### Task instructions
What lines below contain the word "traitement"? Please pull each one out.

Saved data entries
■ ■ ■ ■

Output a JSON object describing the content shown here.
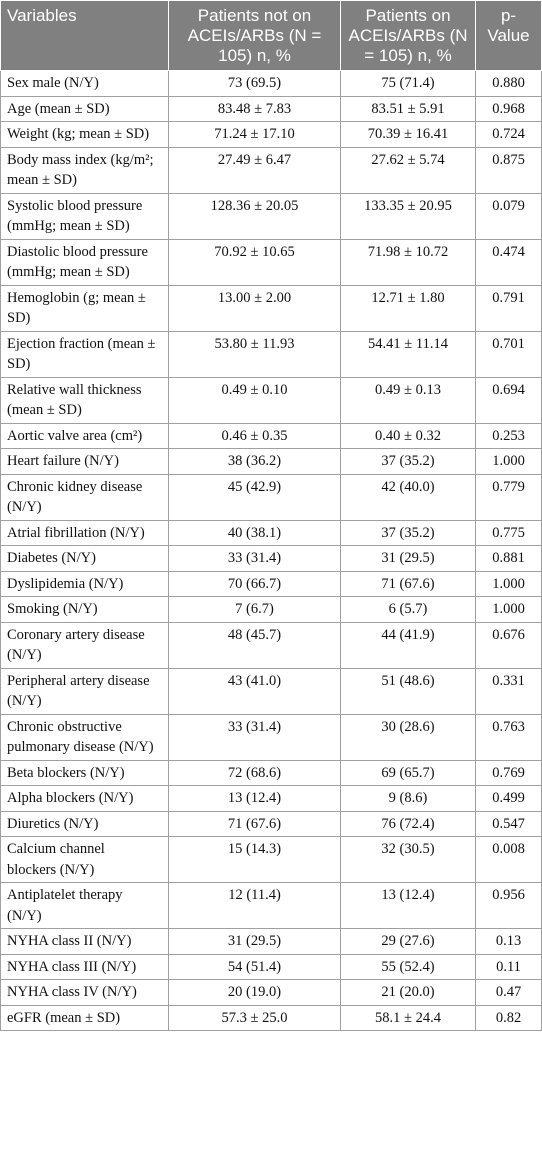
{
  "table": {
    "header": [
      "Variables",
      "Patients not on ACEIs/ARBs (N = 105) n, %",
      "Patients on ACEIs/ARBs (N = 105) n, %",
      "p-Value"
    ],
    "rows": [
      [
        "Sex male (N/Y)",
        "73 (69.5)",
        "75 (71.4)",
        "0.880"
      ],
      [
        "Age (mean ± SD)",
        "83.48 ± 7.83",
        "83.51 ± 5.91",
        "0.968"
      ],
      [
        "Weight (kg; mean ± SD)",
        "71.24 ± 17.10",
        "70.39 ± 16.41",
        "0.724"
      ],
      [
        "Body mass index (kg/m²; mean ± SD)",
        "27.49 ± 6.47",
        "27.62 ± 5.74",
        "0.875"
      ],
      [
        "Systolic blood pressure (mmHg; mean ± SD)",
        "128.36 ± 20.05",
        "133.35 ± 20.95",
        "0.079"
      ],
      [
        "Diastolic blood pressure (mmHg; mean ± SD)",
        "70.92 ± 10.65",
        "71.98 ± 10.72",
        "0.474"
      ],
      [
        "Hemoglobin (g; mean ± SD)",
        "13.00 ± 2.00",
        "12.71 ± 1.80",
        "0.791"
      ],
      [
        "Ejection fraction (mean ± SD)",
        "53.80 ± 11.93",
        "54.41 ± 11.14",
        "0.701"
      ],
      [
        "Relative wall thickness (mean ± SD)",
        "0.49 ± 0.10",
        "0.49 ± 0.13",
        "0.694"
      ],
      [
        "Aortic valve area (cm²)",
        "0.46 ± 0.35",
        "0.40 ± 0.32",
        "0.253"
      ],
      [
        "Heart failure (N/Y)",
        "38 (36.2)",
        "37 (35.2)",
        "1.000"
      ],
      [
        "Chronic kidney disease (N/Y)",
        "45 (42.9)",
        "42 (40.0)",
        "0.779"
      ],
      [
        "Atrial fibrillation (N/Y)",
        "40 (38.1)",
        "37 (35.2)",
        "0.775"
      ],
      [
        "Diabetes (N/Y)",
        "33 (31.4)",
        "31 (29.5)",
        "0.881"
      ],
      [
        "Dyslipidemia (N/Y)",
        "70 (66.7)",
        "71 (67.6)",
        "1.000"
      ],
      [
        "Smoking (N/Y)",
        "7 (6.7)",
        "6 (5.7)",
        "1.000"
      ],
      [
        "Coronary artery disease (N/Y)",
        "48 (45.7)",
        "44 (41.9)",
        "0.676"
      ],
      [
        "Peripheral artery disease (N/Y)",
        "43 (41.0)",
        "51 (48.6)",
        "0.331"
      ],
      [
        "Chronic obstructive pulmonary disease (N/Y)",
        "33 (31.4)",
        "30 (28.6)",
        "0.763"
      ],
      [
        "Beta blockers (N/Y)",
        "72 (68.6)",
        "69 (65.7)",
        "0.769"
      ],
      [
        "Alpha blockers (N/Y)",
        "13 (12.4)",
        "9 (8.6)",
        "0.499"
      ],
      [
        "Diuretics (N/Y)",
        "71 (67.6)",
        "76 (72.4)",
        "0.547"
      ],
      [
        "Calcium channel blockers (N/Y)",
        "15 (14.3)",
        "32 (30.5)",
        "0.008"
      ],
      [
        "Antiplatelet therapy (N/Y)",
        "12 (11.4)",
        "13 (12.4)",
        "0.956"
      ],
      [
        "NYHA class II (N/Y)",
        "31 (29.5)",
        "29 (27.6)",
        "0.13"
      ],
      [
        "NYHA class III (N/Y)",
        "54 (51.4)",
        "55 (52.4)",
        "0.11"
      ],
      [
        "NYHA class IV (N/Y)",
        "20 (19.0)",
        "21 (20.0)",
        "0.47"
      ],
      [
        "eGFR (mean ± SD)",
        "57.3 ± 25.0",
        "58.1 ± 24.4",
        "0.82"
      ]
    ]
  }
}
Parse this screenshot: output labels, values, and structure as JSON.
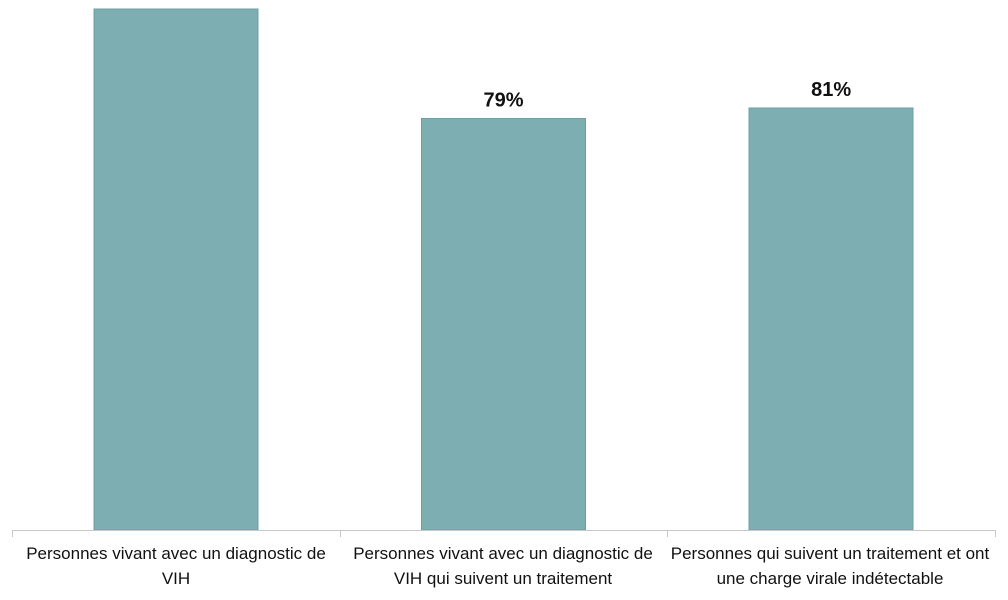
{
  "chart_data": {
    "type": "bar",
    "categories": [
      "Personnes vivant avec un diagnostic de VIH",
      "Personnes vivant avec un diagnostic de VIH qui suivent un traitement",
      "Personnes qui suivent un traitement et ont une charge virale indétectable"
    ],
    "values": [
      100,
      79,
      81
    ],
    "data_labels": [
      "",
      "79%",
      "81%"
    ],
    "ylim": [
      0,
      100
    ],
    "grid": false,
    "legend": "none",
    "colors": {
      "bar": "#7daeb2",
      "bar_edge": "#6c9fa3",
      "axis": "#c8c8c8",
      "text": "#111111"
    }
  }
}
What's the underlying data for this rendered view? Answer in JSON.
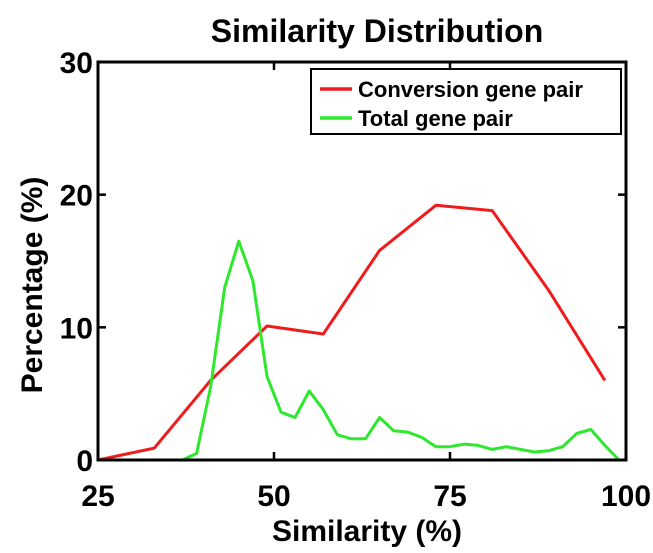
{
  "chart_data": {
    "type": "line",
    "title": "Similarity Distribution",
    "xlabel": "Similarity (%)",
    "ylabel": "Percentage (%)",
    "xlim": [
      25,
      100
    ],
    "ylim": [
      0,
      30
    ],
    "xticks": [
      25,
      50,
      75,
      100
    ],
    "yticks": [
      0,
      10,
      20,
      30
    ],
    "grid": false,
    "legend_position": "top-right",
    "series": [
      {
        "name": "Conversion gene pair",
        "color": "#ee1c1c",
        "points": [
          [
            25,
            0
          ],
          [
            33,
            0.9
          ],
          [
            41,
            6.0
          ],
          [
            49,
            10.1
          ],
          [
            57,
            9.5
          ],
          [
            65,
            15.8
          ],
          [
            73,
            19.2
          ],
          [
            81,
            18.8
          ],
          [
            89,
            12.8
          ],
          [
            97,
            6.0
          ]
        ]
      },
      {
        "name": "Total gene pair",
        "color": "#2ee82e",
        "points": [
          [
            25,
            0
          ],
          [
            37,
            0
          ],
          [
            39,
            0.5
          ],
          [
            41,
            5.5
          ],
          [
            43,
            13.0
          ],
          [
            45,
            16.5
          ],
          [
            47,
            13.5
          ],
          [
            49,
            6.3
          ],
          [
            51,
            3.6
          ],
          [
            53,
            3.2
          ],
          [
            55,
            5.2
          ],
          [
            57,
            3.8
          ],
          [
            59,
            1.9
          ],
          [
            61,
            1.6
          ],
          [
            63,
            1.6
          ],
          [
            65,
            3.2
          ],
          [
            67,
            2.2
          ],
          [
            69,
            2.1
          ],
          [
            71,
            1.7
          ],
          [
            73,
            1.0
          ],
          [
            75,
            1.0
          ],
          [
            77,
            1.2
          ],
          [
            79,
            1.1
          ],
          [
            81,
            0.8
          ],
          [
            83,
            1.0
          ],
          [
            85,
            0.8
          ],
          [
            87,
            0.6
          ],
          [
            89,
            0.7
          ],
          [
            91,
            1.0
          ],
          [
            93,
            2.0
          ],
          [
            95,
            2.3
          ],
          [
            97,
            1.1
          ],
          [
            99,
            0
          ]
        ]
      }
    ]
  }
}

■ ■ ■ ■

### Output of the task
      "Personnes vivant avec un diagnostic de VIH qui suivent un traitement",
      "Personnes qui suivent un traitement et ont une charge virale indétectable"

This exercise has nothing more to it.